* Given request *
Show each line from the listing that includes the word "real".

* Source material *

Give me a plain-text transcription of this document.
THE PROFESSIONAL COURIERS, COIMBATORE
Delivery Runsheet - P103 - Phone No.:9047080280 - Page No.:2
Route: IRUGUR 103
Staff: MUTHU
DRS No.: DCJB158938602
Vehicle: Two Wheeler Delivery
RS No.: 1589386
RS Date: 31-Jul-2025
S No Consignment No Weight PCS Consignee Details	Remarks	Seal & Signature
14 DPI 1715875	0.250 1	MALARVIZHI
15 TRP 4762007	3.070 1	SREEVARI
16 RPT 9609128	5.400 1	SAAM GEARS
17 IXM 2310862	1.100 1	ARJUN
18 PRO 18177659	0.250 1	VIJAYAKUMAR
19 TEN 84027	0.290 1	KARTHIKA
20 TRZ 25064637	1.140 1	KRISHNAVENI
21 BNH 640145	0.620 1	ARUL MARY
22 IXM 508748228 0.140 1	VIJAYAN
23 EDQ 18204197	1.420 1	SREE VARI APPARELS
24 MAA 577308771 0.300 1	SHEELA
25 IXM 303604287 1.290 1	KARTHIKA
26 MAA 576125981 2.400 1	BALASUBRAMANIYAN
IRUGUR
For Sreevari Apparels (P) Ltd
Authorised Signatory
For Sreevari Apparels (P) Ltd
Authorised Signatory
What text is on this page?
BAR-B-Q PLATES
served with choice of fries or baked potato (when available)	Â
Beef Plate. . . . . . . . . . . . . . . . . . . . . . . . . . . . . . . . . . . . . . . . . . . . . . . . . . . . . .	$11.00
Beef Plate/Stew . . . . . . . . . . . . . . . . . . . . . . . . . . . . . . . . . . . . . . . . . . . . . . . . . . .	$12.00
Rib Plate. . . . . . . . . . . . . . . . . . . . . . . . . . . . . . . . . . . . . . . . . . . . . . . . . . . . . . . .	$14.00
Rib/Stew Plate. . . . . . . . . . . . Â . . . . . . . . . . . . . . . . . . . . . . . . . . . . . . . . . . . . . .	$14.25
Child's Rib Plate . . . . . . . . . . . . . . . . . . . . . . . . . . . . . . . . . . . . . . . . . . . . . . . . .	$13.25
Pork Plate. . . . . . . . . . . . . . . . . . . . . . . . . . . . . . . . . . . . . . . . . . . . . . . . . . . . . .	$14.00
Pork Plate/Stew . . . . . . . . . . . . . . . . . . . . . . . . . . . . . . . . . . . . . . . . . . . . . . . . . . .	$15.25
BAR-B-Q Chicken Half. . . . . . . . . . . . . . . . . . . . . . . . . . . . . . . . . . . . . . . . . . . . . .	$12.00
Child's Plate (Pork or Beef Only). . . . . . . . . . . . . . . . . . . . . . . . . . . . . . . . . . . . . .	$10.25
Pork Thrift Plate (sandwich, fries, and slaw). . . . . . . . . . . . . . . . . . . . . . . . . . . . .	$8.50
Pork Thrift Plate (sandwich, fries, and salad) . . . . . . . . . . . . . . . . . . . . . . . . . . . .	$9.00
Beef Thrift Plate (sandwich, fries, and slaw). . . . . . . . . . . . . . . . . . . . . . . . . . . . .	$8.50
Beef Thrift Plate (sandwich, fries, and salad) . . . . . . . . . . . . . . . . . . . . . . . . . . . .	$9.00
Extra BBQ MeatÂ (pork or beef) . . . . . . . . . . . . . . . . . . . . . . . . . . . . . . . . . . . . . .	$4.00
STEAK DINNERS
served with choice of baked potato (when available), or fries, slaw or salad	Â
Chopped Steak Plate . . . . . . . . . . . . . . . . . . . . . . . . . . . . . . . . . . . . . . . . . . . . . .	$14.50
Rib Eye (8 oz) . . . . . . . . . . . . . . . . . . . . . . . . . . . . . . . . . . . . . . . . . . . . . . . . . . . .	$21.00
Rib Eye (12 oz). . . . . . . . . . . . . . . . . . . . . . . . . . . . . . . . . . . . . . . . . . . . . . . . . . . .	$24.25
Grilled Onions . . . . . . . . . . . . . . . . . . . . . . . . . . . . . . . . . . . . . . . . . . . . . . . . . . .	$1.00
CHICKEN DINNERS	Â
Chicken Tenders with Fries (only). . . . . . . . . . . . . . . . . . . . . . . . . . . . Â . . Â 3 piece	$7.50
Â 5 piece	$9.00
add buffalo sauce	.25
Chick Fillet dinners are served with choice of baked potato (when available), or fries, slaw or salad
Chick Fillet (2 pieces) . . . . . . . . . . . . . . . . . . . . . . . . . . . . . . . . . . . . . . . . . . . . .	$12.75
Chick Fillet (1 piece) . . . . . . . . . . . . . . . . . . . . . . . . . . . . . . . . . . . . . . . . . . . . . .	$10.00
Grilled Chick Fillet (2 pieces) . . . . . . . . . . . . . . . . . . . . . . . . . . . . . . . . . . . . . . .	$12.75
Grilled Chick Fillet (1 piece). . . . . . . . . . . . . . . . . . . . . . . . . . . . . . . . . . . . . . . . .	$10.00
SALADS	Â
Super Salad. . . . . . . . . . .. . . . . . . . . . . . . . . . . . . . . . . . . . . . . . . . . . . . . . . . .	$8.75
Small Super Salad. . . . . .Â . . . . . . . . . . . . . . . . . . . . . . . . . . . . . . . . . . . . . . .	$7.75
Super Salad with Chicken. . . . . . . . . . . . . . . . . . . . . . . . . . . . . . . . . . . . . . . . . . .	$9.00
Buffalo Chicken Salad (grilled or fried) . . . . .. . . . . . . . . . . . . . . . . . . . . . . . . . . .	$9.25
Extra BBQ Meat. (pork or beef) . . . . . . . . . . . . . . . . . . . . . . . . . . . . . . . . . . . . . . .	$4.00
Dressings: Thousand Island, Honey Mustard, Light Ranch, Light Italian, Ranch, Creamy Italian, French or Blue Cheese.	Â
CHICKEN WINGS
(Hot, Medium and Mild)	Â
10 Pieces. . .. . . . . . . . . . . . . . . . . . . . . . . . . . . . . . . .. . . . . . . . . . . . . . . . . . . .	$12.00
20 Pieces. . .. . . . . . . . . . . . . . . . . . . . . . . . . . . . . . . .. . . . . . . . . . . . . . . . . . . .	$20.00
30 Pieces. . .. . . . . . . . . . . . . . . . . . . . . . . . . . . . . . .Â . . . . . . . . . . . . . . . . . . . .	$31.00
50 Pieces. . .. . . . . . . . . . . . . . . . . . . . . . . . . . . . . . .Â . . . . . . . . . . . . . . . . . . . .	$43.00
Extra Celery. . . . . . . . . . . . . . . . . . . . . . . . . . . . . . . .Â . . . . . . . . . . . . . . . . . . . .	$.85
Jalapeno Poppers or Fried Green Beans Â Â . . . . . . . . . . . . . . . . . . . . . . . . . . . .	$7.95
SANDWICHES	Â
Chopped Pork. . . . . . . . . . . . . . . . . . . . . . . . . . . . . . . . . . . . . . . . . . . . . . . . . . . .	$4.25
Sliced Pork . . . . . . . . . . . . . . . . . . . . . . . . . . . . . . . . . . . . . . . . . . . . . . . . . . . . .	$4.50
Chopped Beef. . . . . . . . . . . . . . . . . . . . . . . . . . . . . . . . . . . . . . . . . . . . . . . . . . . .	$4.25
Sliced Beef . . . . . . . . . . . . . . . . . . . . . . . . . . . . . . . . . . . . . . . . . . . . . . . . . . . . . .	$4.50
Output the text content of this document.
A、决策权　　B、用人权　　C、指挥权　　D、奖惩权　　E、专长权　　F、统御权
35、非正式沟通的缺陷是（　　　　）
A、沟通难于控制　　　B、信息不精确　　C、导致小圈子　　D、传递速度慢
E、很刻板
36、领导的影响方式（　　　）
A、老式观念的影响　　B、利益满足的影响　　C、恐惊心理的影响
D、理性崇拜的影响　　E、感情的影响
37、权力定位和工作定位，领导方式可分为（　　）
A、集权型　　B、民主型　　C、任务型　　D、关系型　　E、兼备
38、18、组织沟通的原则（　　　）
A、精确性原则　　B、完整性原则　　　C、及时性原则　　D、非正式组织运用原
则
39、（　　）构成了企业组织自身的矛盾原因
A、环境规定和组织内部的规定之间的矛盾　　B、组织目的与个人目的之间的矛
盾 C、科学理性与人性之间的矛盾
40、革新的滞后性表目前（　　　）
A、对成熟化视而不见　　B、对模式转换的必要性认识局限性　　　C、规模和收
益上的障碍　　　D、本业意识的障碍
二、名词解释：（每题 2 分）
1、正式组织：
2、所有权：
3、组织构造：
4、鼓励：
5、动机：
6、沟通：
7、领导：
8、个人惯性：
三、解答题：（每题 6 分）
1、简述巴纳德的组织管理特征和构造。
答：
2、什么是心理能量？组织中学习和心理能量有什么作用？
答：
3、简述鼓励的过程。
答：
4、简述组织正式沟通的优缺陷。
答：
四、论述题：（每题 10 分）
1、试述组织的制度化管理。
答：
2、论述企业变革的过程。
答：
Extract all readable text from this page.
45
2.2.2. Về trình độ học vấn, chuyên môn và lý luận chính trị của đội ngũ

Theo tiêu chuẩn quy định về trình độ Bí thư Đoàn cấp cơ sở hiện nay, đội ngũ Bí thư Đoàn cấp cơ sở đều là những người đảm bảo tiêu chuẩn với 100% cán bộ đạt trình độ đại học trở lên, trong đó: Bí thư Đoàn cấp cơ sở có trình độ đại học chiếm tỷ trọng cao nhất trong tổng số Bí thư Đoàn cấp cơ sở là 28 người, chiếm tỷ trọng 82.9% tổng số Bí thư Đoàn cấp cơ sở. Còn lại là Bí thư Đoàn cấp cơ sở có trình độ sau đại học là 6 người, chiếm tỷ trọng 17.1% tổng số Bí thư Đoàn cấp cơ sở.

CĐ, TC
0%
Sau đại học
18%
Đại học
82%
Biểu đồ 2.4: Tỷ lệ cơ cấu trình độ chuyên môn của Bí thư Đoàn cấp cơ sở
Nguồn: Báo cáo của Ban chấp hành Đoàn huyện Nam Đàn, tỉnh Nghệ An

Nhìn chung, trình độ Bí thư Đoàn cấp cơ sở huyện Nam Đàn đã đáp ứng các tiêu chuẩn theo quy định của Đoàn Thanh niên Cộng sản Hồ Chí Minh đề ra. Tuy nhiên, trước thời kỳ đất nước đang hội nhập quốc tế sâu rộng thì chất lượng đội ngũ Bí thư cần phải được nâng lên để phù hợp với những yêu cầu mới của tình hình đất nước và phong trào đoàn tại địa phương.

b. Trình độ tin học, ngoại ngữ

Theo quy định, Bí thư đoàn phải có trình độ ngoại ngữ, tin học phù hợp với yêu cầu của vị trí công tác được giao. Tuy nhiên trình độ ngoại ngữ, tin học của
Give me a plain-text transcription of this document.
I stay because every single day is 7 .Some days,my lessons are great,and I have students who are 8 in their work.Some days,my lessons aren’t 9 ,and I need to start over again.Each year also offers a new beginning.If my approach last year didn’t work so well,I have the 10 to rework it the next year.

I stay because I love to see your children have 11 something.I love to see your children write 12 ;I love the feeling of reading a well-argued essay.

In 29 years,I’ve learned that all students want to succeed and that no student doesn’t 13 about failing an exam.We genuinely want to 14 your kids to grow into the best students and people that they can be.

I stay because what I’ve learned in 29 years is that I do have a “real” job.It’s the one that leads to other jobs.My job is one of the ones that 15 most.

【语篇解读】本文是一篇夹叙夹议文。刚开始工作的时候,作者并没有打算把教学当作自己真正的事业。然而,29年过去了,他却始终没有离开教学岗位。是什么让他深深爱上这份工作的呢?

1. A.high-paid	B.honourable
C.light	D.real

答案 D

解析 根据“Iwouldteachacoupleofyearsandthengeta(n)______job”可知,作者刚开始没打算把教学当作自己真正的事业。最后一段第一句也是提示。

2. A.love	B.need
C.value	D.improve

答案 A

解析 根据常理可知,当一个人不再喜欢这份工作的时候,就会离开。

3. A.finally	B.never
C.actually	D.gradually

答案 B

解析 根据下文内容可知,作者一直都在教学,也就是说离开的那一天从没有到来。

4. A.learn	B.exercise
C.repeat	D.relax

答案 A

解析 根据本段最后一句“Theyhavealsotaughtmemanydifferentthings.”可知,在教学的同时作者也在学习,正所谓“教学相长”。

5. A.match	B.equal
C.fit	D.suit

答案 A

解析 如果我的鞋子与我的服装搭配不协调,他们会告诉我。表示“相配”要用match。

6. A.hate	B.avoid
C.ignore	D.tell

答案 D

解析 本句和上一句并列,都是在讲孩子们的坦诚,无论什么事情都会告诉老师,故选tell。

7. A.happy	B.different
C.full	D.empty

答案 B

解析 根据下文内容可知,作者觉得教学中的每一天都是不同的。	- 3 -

* Answer to the problem *
I stay because what I’ve learned in 29 years is that I do have a “real” job.It’s the one that leads to other jobs.My job is one of the ones that 15 most.
C.light	D.real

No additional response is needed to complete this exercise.